— WHAT THE EXERCISE ASKS —
Look for "text" in each line of the entries, and return the matching lines.

— MATERIAL SHOWN —

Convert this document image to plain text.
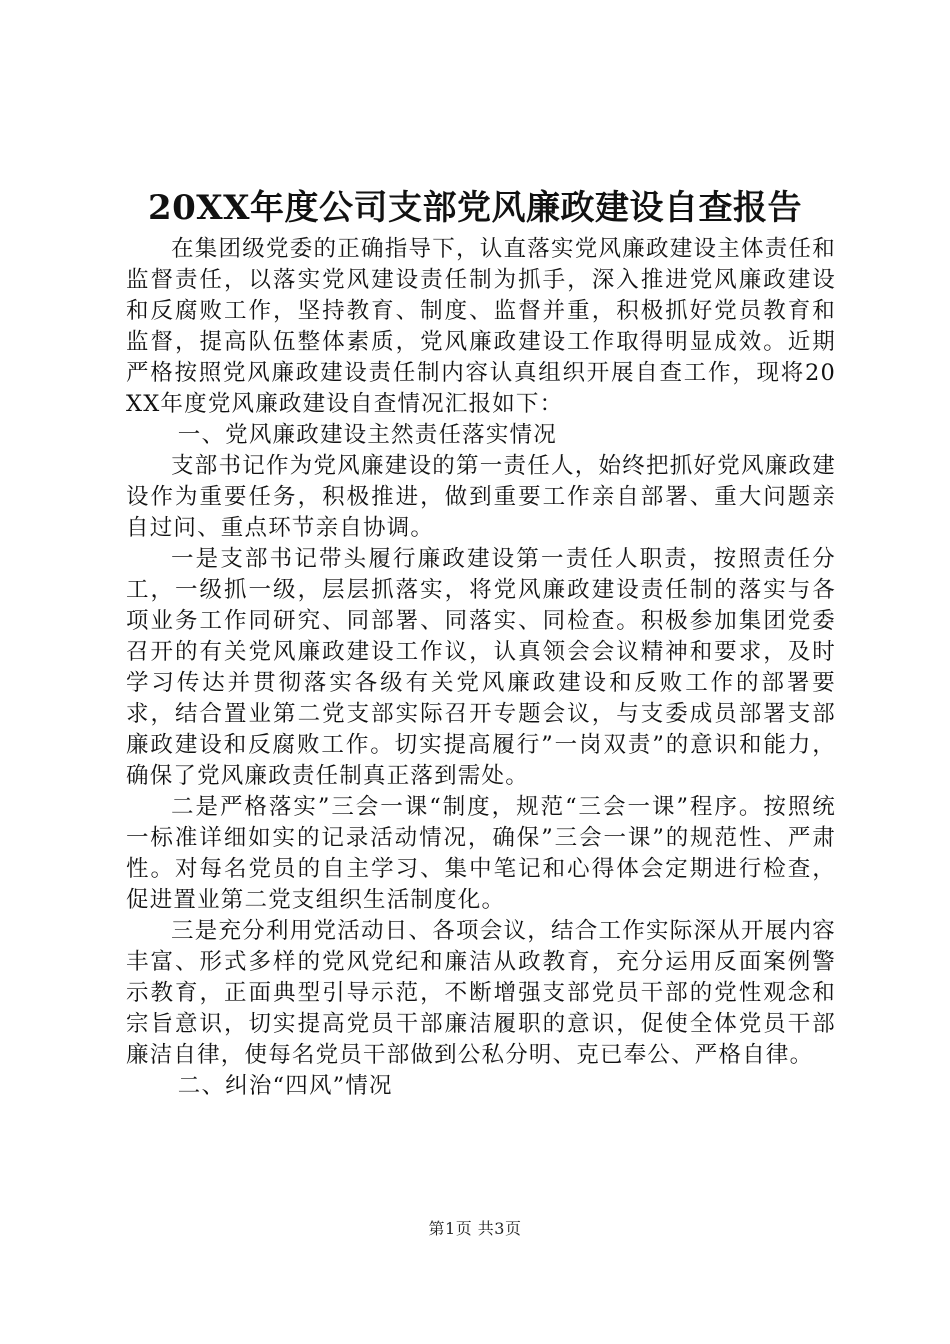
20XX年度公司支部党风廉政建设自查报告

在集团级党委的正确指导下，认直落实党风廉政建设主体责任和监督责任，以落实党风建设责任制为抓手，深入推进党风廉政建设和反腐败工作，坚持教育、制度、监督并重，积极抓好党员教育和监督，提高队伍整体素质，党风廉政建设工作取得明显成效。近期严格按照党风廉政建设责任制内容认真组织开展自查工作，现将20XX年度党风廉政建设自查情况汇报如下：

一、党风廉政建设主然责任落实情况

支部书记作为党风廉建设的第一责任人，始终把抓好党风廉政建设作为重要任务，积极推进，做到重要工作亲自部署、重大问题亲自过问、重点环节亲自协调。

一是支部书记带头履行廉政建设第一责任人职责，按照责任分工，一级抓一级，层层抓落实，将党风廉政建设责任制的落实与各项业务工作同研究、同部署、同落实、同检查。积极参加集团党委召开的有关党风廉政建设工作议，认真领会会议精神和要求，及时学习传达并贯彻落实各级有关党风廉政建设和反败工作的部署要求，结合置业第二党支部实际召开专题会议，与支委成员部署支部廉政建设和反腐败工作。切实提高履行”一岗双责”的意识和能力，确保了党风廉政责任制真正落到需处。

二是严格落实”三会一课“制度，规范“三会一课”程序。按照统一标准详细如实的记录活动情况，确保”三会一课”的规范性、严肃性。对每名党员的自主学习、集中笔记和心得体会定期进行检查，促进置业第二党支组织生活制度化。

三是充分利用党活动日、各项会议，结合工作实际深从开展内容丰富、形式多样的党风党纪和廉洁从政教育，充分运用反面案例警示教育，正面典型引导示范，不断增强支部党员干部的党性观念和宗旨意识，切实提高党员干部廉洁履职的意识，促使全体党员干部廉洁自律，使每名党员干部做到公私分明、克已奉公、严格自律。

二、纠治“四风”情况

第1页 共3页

==

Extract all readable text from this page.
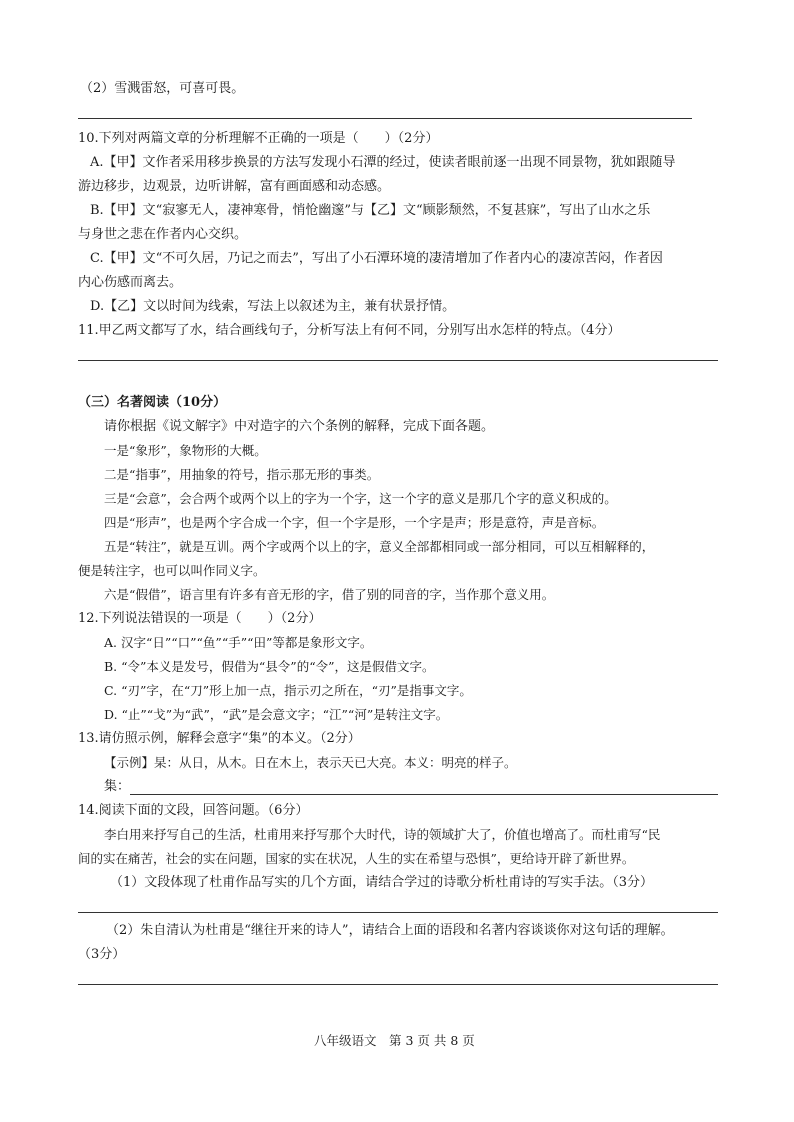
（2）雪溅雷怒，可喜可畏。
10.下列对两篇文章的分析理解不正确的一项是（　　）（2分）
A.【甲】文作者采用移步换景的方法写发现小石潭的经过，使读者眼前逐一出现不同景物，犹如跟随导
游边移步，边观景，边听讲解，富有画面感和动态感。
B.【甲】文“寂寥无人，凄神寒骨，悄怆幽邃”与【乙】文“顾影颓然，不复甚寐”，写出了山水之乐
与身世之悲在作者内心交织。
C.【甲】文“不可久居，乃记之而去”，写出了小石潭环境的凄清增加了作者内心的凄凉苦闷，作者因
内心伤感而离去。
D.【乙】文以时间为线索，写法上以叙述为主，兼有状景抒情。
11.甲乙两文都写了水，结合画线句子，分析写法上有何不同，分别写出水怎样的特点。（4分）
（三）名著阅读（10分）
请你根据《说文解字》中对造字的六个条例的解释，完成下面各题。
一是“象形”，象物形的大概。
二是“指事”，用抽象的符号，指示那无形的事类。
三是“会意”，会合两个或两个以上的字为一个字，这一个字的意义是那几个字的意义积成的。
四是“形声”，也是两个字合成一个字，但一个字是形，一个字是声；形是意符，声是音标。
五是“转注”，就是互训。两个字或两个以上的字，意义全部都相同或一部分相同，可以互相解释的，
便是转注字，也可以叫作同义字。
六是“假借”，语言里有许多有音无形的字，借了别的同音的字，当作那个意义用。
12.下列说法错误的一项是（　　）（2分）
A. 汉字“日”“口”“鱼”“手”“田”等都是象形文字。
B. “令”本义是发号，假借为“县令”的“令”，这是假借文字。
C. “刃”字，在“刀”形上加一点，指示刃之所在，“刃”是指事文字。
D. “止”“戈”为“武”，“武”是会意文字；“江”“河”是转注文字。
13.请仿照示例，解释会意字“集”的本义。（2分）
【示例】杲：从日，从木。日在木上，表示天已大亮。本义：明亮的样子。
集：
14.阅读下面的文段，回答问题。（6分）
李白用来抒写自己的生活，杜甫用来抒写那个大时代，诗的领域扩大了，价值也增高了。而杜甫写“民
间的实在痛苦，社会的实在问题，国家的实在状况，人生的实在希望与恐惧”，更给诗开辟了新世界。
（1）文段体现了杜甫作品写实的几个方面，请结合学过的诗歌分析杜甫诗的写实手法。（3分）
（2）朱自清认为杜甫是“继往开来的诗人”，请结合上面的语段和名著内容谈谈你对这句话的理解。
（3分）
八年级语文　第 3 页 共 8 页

...

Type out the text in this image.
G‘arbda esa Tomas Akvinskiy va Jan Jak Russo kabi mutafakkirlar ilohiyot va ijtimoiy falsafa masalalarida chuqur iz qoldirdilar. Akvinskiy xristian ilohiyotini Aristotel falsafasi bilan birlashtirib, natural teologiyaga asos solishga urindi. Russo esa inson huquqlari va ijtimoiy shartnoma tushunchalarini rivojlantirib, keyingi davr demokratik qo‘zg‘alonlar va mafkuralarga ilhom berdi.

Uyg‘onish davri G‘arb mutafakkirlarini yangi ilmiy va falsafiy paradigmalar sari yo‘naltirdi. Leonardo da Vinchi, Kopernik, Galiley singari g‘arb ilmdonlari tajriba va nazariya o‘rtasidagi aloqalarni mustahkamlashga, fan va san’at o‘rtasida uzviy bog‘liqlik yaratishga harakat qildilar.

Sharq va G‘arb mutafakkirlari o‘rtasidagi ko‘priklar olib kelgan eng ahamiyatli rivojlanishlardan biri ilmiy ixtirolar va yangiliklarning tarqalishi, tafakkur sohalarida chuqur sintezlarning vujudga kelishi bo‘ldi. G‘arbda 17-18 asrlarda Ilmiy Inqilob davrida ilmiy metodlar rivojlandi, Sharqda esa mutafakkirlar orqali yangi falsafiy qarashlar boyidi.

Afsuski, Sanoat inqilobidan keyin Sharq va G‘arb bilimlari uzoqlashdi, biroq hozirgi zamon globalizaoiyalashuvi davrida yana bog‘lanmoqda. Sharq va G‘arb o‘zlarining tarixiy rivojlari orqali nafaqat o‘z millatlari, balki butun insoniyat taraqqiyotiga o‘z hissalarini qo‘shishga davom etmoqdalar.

— RESPONSE TO THE TASK —
Convert this document image to plain text.
Extract all readable text from this page.
Type out the text in this image.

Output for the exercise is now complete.